[RECORDS FOR THIS TASK]
START

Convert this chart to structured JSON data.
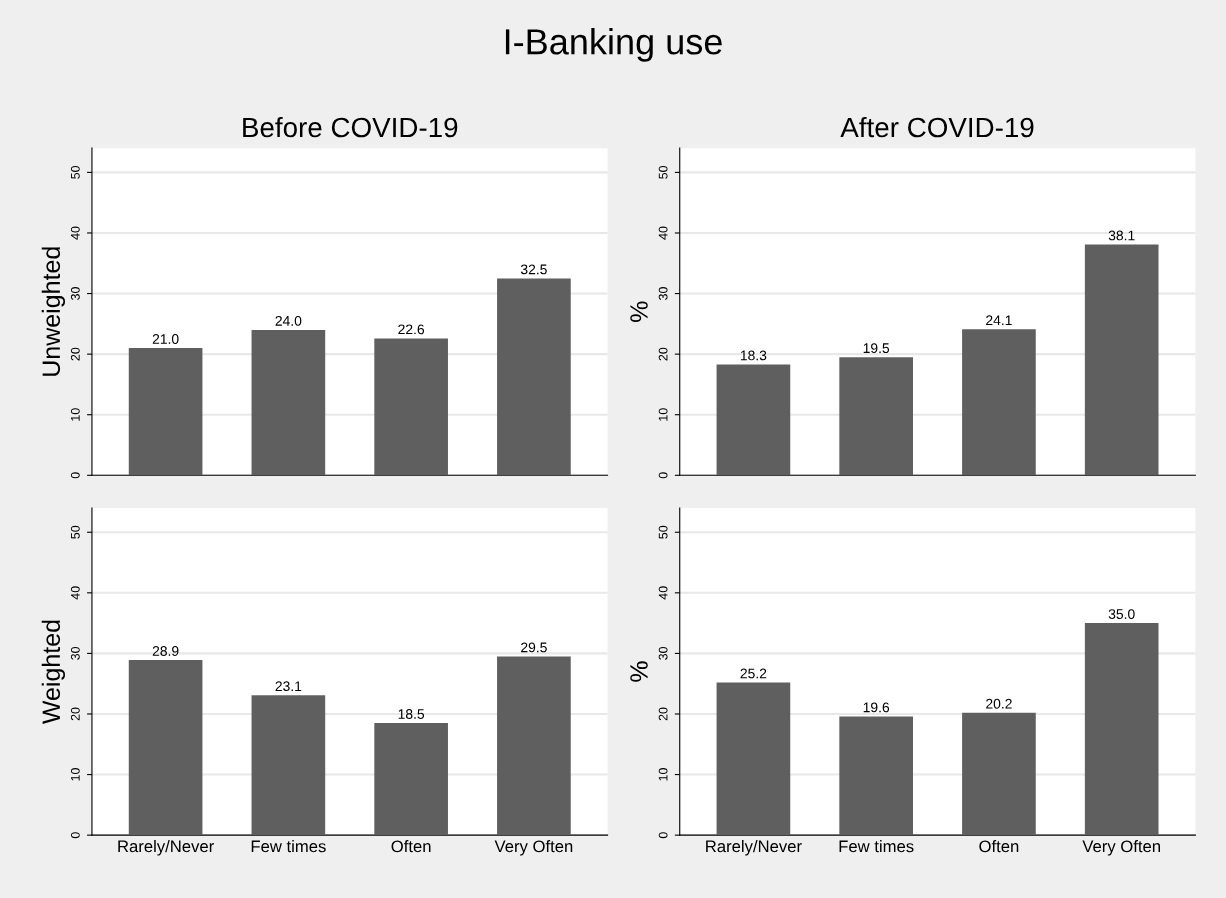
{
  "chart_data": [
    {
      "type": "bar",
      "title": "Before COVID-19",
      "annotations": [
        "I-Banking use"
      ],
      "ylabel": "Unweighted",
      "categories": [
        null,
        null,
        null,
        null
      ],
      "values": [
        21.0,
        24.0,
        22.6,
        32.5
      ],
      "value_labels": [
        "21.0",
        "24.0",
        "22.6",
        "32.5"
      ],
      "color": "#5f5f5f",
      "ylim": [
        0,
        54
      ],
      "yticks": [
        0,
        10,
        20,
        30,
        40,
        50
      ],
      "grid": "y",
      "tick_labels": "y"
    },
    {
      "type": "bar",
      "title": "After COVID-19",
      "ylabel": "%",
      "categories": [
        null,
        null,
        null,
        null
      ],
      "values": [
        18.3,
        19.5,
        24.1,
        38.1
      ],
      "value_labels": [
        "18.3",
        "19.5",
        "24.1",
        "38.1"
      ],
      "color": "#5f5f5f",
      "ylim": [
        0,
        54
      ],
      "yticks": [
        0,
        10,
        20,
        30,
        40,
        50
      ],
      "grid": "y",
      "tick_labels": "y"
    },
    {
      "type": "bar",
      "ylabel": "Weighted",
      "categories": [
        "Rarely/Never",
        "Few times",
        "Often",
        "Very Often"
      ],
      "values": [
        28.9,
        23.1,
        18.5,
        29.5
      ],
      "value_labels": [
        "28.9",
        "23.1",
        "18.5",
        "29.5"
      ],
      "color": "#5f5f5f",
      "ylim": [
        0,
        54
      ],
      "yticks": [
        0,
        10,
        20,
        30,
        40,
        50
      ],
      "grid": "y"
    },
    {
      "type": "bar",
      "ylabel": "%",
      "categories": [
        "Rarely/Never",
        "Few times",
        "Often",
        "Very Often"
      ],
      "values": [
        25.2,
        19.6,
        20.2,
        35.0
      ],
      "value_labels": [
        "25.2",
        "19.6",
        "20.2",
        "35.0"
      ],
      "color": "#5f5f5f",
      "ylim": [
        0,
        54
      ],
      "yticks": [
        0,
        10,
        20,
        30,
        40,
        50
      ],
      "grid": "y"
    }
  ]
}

END

[JOB]
Transcribe the material exactly, keeping every word and none of the pictures.

[COMPLETE ANSWER]
Convert this chart to structured JSON data.
{
  "chart_data": [
    {
      "type": "bar",
      "title": "Before COVID-19",
      "annotations": [
        "I-Banking use"
      ],
      "ylabel": "Unweighted",
      "categories": [
        null,
        null,
        null,
        null
      ],
      "values": [
        21.0,
        24.0,
        22.6,
        32.5
      ],
      "value_labels": [
        "21.0",
        "24.0",
        "22.6",
        "32.5"
      ],
      "color": "#5f5f5f",
      "ylim": [
        0,
        54
      ],
      "yticks": [
        0,
        10,
        20,
        30,
        40,
        50
      ],
      "grid": "y",
      "tick_labels": "y"
    },
    {
      "type": "bar",
      "title": "After COVID-19",
      "ylabel": "%",
      "categories": [
        null,
        null,
        null,
        null
      ],
      "values": [
        18.3,
        19.5,
        24.1,
        38.1
      ],
      "value_labels": [
        "18.3",
        "19.5",
        "24.1",
        "38.1"
      ],
      "color": "#5f5f5f",
      "ylim": [
        0,
        54
      ],
      "yticks": [
        0,
        10,
        20,
        30,
        40,
        50
      ],
      "grid": "y",
      "tick_labels": "y"
    },
    {
      "type": "bar",
      "ylabel": "Weighted",
      "categories": [
        "Rarely/Never",
        "Few times",
        "Often",
        "Very Often"
      ],
      "values": [
        28.9,
        23.1,
        18.5,
        29.5
      ],
      "value_labels": [
        "28.9",
        "23.1",
        "18.5",
        "29.5"
      ],
      "color": "#5f5f5f",
      "ylim": [
        0,
        54
      ],
      "yticks": [
        0,
        10,
        20,
        30,
        40,
        50
      ],
      "grid": "y"
    },
    {
      "type": "bar",
      "ylabel": "%",
      "categories": [
        "Rarely/Never",
        "Few times",
        "Often",
        "Very Often"
      ],
      "values": [
        25.2,
        19.6,
        20.2,
        35.0
      ],
      "value_labels": [
        "25.2",
        "19.6",
        "20.2",
        "35.0"
      ],
      "color": "#5f5f5f",
      "ylim": [
        0,
        54
      ],
      "yticks": [
        0,
        10,
        20,
        30,
        40,
        50
      ],
      "grid": "y"
    }
  ]
}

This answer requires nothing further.